## Stated exercise
Repeat every line below exactly as it reads.

═════ Data provided

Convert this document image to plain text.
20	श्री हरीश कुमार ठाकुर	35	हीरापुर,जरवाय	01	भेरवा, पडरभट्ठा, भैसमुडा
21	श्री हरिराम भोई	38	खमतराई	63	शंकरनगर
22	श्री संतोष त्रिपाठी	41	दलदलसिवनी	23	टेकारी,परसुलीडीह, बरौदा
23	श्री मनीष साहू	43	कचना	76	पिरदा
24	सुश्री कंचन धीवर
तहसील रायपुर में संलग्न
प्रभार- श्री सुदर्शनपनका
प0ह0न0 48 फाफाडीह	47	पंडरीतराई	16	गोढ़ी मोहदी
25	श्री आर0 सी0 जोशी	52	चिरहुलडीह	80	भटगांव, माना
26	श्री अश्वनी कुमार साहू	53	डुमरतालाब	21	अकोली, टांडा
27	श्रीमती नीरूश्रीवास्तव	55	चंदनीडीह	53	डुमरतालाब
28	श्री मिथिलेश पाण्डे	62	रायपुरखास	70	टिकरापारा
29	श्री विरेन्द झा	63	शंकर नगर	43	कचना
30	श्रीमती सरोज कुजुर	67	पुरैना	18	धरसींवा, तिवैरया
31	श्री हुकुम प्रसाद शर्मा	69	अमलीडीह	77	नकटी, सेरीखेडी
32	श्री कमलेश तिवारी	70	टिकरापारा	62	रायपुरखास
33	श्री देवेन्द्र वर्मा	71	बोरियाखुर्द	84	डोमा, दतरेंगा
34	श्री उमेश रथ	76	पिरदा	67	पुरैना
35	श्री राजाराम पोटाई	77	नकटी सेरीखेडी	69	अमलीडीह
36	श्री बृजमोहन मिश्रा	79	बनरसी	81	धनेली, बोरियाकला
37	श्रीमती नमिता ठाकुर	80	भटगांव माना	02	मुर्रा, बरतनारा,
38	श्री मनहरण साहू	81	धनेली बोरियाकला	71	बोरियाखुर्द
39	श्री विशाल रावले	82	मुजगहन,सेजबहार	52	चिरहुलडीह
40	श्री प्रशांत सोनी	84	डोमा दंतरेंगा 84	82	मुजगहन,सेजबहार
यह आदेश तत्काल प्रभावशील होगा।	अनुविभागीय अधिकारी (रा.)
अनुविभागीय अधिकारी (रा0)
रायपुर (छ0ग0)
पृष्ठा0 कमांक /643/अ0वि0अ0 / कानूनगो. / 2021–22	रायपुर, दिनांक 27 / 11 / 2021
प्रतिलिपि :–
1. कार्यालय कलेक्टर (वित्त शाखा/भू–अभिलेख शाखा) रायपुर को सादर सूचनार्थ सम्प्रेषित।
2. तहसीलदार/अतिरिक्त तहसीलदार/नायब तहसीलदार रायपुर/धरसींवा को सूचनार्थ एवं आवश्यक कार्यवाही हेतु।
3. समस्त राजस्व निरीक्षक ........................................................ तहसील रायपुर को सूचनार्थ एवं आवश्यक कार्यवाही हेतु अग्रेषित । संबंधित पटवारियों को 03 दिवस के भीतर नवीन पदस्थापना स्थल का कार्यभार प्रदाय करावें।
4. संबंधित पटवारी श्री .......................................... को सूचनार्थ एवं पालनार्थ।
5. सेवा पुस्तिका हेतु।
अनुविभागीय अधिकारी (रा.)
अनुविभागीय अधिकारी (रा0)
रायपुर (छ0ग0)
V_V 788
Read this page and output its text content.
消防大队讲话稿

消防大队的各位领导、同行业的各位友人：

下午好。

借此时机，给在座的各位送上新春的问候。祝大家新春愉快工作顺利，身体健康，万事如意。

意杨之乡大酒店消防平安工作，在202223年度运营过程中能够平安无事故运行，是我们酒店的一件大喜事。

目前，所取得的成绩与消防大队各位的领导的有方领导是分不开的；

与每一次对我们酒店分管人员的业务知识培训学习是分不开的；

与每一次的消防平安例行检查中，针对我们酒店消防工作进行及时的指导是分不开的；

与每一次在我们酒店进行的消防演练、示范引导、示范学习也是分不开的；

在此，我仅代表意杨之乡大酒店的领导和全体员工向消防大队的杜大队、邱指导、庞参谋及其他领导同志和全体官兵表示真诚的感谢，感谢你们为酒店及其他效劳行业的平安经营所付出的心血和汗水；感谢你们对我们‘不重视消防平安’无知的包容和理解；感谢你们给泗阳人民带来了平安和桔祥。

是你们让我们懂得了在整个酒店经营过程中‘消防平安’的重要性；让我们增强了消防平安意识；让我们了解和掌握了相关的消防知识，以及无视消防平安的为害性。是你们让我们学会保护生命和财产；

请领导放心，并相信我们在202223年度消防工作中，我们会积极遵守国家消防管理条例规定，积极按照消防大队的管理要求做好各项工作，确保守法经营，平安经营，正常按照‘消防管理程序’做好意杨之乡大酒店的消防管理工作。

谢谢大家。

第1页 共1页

══════════

## Problem solution
Convert this document image to plain text.
20	श्री हरीश कुमार ठाकुर	35	हीरापुर,जरवाय	01	भेरवा, पडरभट्ठा, भैसमुडा
21	श्री हरिराम भोई	38	खमतराई	63	शंकरनगर
22	श्री संतोष त्रिपाठी	41	दलदलसिवनी	23	टेकारी,परसुलीडीह, बरौदा
23	श्री मनीष साहू	43	कचना	76	पिरदा
24	सुश्री कंचन धीवर
तहसील रायपुर में संलग्न
प्रभार- श्री सुदर्शनपनका
प0ह0न0 48 फाफाडीह	47	पंडरीतराई	16	गोढ़ी मोहदी
25	श्री आर0 सी0 जोशी	52	चिरहुलडीह	80	भटगांव, माना
26	श्री अश्वनी कुमार साहू	53	डुमरतालाब	21	अकोली, टांडा
27	श्रीमती नीरूश्रीवास्तव	55	चंदनीडीह	53	डुमरतालाब
28	श्री मिथिलेश पाण्डे	62	रायपुरखास	70	टिकरापारा
29	श्री विरेन्द झा	63	शंकर नगर	43	कचना
30	श्रीमती सरोज कुजुर	67	पुरैना	18	धरसींवा, तिवैरया
31	श्री हुकुम प्रसाद शर्मा	69	अमलीडीह	77	नकटी, सेरीखेडी
32	श्री कमलेश तिवारी	70	टिकरापारा	62	रायपुरखास
33	श्री देवेन्द्र वर्मा	71	बोरियाखुर्द	84	डोमा, दतरेंगा
34	श्री उमेश रथ	76	पिरदा	67	पुरैना
35	श्री राजाराम पोटाई	77	नकटी सेरीखेडी	69	अमलीडीह
36	श्री बृजमोहन मिश्रा	79	बनरसी	81	धनेली, बोरियाकला
37	श्रीमती नमिता ठाकुर	80	भटगांव माना	02	मुर्रा, बरतनारा,
38	श्री मनहरण साहू	81	धनेली बोरियाकला	71	बोरियाखुर्द
39	श्री विशाल रावले	82	मुजगहन,सेजबहार	52	चिरहुलडीह
40	श्री प्रशांत सोनी	84	डोमा दंतरेंगा 84	82	मुजगहन,सेजबहार
यह आदेश तत्काल प्रभावशील होगा।	अनुविभागीय अधिकारी (रा.)
अनुविभागीय अधिकारी (रा0)
रायपुर (छ0ग0)
पृष्ठा0 कमांक /643/अ0वि0अ0 / कानूनगो. / 2021–22	रायपुर, दिनांक 27 / 11 / 2021
प्रतिलिपि :–
1. कार्यालय कलेक्टर (वित्त शाखा/भू–अभिलेख शाखा) रायपुर को सादर सूचनार्थ सम्प्रेषित।
2. तहसीलदार/अतिरिक्त तहसीलदार/नायब तहसीलदार रायपुर/धरसींवा को सूचनार्थ एवं आवश्यक कार्यवाही हेतु।
3. समस्त राजस्व निरीक्षक ........................................................ तहसील रायपुर को सूचनार्थ एवं आवश्यक कार्यवाही हेतु अग्रेषित । संबंधित पटवारियों को 03 दिवस के भीतर नवीन पदस्थापना स्थल का कार्यभार प्रदाय करावें।
4. संबंधित पटवारी श्री .......................................... को सूचनार्थ एवं पालनार्थ।
5. सेवा पुस्तिका हेतु।
अनुविभागीय अधिकारी (रा.)
अनुविभागीय अधिकारी (रा0)
रायपुर (छ0ग0)
V_V 788
Read this page and output its text content.
消防大队讲话稿

消防大队的各位领导、同行业的各位友人：

下午好。

借此时机，给在座的各位送上新春的问候。祝大家新春愉快工作顺利，身体健康，万事如意。

意杨之乡大酒店消防平安工作，在202223年度运营过程中能够平安无事故运行，是我们酒店的一件大喜事。

目前，所取得的成绩与消防大队各位的领导的有方领导是分不开的；

与每一次对我们酒店分管人员的业务知识培训学习是分不开的；

与每一次的消防平安例行检查中，针对我们酒店消防工作进行及时的指导是分不开的；

与每一次在我们酒店进行的消防演练、示范引导、示范学习也是分不开的；

在此，我仅代表意杨之乡大酒店的领导和全体员工向消防大队的杜大队、邱指导、庞参谋及其他领导同志和全体官兵表示真诚的感谢，感谢你们为酒店及其他效劳行业的平安经营所付出的心血和汗水；感谢你们对我们‘不重视消防平安’无知的包容和理解；感谢你们给泗阳人民带来了平安和桔祥。

是你们让我们懂得了在整个酒店经营过程中‘消防平安’的重要性；让我们增强了消防平安意识；让我们了解和掌握了相关的消防知识，以及无视消防平安的为害性。是你们让我们学会保护生命和财产；

请领导放心，并相信我们在202223年度消防工作中，我们会积极遵守国家消防管理条例规定，积极按照消防大队的管理要求做好各项工作，确保守法经营，平安经营，正常按照‘消防管理程序’做好意杨之乡大酒店的消防管理工作。

谢谢大家。

第1页 共1页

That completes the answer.